Exercises:
A) Repeat the part of the ballet passage that opens with the words containing "Starring Marianela Nuñez" and closes with "of lighthearted humour.".
B) Present the listing as a Markdown table with the columns Row and Entry. Cover only the part from the listing's first line through the line containing "wind-arrow-head [859,826,873,840]", numbering each line and leaving out blank lines.

Frederick Ashton’s delightful ballet La Fille mal gardée is the next online production from The Royal Ballet – available to view free of charge.
Starring Marianela Nuñez as Lise, Carlos Acosta as Colas and William Tuckett as Widow Simone, the ballet is set to music by John Lanchbery, arranged and orchestrated from the original 1828 score by Ferdinand Hérold. It’s a lyrical, fun and colourful work, with a melodious score and plenty of lighthearted humour.
La Fille mal gardée – which translates as The Wayward Daughter – was originally choreographed by French Ballet Master Jean D’Auberval in 1789. Not only was it one of the first comic ballets, but also one of the first to feature realistic – as opposed to mythological or idealistic – characters. Although the original choreography is no longer in existence, the ballet is regarded as one of the oldest still in the repertoire of contemporary companies, and Ashton’s version – premiered by The Royal Ballet in 1960 – is one of the more recent interpretations, another being the 1882 version by Lev Ivanov and Marius Petipa.

Item position entries:

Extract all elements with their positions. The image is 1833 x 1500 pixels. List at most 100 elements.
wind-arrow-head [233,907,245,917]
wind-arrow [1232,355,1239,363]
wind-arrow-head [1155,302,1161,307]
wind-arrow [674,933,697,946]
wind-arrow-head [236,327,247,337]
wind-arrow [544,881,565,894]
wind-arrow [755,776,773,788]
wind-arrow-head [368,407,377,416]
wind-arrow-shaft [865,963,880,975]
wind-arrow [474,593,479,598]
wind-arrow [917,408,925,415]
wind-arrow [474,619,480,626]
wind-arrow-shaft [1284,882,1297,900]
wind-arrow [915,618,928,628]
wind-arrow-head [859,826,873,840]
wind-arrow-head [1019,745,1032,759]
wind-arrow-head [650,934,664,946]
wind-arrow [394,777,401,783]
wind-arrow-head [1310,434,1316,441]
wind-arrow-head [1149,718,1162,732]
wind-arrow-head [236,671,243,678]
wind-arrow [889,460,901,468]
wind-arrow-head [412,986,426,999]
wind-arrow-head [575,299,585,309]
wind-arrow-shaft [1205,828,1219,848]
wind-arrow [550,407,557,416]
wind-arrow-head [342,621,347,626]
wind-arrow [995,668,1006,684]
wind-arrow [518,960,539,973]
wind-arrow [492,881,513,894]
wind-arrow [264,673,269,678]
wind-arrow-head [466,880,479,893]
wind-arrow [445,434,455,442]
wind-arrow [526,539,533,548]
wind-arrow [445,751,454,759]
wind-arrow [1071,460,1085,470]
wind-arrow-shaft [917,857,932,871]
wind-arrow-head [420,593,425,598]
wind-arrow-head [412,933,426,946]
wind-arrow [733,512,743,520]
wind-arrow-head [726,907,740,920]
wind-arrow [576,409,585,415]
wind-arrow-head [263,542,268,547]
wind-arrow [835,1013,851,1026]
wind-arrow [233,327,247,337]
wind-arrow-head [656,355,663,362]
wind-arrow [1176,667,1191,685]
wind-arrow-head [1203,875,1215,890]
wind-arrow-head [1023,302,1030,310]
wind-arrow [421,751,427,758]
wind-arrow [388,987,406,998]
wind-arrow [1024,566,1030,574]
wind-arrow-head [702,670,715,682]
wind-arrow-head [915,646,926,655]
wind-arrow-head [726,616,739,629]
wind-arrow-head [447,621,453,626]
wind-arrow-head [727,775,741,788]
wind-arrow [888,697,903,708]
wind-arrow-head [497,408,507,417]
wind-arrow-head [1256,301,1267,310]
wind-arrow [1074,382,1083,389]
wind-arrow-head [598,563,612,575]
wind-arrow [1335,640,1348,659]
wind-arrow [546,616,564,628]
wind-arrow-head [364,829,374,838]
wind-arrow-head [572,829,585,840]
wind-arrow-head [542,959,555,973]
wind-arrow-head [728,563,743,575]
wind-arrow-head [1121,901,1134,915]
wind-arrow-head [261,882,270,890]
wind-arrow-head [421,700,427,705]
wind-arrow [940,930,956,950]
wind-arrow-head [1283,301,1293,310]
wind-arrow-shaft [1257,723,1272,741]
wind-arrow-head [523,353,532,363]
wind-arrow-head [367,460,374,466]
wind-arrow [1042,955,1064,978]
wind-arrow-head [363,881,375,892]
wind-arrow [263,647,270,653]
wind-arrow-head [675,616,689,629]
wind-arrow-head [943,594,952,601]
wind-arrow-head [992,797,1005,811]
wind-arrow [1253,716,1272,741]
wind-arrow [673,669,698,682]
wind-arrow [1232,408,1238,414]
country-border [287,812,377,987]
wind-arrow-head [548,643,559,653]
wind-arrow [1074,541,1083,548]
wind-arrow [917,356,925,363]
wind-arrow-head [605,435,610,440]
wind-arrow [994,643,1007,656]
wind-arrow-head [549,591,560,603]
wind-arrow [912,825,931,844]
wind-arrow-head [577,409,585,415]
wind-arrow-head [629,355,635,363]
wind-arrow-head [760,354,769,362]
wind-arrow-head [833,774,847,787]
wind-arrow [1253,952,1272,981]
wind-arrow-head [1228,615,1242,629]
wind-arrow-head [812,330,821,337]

Set of answers:
A)
Starring Marianela Nuñez as Lise, Carlos Acosta as Colas and William Tuckett as Widow Simone, the ballet is set to music by John Lanchbery, arranged and orchestrated from the original 1828 score by Ferdinand Hérold. It’s a lyrical, fun and colourful work, with a melodious score and plenty of lighthearted humour.

B)
| Row | Entry |
|---|---|
| 1 | Extract all elements with their positions. The image is 1833 x 1500 pixels. List at most 100 elements. |
| 2 | wind-arrow-head [233,907,245,917] |
| 3 | wind-arrow [1232,355,1239,363] |
| 4 | wind-arrow-head [1155,302,1161,307] |
| 5 | wind-arrow [674,933,697,946] |
| 6 | wind-arrow-head [236,327,247,337] |
| 7 | wind-arrow [544,881,565,894] |
| 8 | wind-arrow [755,776,773,788] |
| 9 | wind-arrow-head [368,407,377,416] |
| 10 | wind-arrow-shaft [865,963,880,975] |
| 11 | wind-arrow [474,593,479,598] |
| 12 | wind-arrow [917,408,925,415] |
| 13 | wind-arrow [474,619,480,626] |
| 14 | wind-arrow-shaft [1284,882,1297,900] |
| 15 | wind-arrow [915,618,928,628] |
| 16 | wind-arrow-head [859,826,873,840] |